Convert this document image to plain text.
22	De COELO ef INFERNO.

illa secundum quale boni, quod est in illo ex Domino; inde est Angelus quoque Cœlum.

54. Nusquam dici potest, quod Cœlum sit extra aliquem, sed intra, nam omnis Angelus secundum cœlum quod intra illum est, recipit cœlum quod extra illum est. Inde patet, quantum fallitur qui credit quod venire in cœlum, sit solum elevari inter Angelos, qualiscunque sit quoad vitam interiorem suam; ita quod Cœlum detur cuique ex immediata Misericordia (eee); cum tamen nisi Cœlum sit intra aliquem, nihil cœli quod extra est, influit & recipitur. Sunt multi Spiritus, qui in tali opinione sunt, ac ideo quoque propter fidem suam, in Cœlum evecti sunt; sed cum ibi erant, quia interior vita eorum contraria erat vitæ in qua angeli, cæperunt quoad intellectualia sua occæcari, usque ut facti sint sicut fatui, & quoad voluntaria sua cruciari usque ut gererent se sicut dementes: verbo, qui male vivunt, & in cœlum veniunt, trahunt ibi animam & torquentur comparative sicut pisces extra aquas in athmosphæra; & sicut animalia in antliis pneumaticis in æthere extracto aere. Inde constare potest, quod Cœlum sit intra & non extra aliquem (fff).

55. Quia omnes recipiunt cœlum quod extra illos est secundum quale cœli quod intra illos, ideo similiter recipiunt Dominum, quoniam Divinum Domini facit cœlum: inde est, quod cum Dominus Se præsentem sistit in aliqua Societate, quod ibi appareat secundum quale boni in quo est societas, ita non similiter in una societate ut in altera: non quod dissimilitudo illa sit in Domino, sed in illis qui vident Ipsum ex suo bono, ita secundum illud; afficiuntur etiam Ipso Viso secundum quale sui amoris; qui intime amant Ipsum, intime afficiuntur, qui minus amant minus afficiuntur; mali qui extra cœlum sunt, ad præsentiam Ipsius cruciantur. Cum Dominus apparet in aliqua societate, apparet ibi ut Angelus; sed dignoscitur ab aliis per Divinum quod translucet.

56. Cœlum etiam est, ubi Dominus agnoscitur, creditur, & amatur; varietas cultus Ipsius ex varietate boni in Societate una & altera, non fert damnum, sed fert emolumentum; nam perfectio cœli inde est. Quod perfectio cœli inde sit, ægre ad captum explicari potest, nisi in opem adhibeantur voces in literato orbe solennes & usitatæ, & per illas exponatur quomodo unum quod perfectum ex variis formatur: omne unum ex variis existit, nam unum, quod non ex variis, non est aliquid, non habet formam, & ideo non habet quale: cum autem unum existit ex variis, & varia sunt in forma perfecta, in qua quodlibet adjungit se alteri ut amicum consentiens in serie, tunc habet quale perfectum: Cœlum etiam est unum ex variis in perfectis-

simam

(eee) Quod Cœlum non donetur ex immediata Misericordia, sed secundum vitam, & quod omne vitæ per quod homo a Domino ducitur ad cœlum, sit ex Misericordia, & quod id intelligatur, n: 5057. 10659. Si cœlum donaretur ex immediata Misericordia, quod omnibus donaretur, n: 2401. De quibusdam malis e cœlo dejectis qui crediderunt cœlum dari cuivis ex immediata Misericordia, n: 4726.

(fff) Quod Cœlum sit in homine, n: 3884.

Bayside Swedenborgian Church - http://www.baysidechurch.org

# Brief:
Faithfully transcribe the whole of the data.

# Completed task:
Convert this document image to plain text.
22	De COELO ef INFERNO.

illa secundum quale boni, quod est in illo ex Domino; inde est Angelus quoque Cœlum.

54. Nusquam dici potest, quod Cœlum sit extra aliquem, sed intra, nam omnis Angelus secundum cœlum quod intra illum est, recipit cœlum quod extra illum est. Inde patet, quantum fallitur qui credit quod venire in cœlum, sit solum elevari inter Angelos, qualiscunque sit quoad vitam interiorem suam; ita quod Cœlum detur cuique ex immediata Misericordia (eee); cum tamen nisi Cœlum sit intra aliquem, nihil cœli quod extra est, influit & recipitur. Sunt multi Spiritus, qui in tali opinione sunt, ac ideo quoque propter fidem suam, in Cœlum evecti sunt; sed cum ibi erant, quia interior vita eorum contraria erat vitæ in qua angeli, cæperunt quoad intellectualia sua occæcari, usque ut facti sint sicut fatui, & quoad voluntaria sua cruciari usque ut gererent se sicut dementes: verbo, qui male vivunt, & in cœlum veniunt, trahunt ibi animam & torquentur comparative sicut pisces extra aquas in athmosphæra; & sicut animalia in antliis pneumaticis in æthere extracto aere. Inde constare potest, quod Cœlum sit intra & non extra aliquem (fff).

55. Quia omnes recipiunt cœlum quod extra illos est secundum quale cœli quod intra illos, ideo similiter recipiunt Dominum, quoniam Divinum Domini facit cœlum: inde est, quod cum Dominus Se præsentem sistit in aliqua Societate, quod ibi appareat secundum quale boni in quo est societas, ita non similiter in una societate ut in altera: non quod dissimilitudo illa sit in Domino, sed in illis qui vident Ipsum ex suo bono, ita secundum illud; afficiuntur etiam Ipso Viso secundum quale sui amoris; qui intime amant Ipsum, intime afficiuntur, qui minus amant minus afficiuntur; mali qui extra cœlum sunt, ad præsentiam Ipsius cruciantur. Cum Dominus apparet in aliqua societate, apparet ibi ut Angelus; sed dignoscitur ab aliis per Divinum quod translucet.

56. Cœlum etiam est, ubi Dominus agnoscitur, creditur, & amatur; varietas cultus Ipsius ex varietate boni in Societate una & altera, non fert damnum, sed fert emolumentum; nam perfectio cœli inde est. Quod perfectio cœli inde sit, ægre ad captum explicari potest, nisi in opem adhibeantur voces in literato orbe solennes & usitatæ, & per illas exponatur quomodo unum quod perfectum ex variis formatur: omne unum ex variis existit, nam unum, quod non ex variis, non est aliquid, non habet formam, & ideo non habet quale: cum autem unum existit ex variis, & varia sunt in forma perfecta, in qua quodlibet adjungit se alteri ut amicum consentiens in serie, tunc habet quale perfectum: Cœlum etiam est unum ex variis in perfectis-

simam

(eee) Quod Cœlum non donetur ex immediata Misericordia, sed secundum vitam, & quod omne vitæ per quod homo a Domino ducitur ad cœlum, sit ex Misericordia, & quod id intelligatur, n: 5057. 10659. Si cœlum donaretur ex immediata Misericordia, quod omnibus donaretur, n: 2401. De quibusdam malis e cœlo dejectis qui crediderunt cœlum dari cuivis ex immediata Misericordia, n: 4726.

(fff) Quod Cœlum sit in homine, n: 3884.

Bayside Swedenborgian Church - http://www.baysidechurch.org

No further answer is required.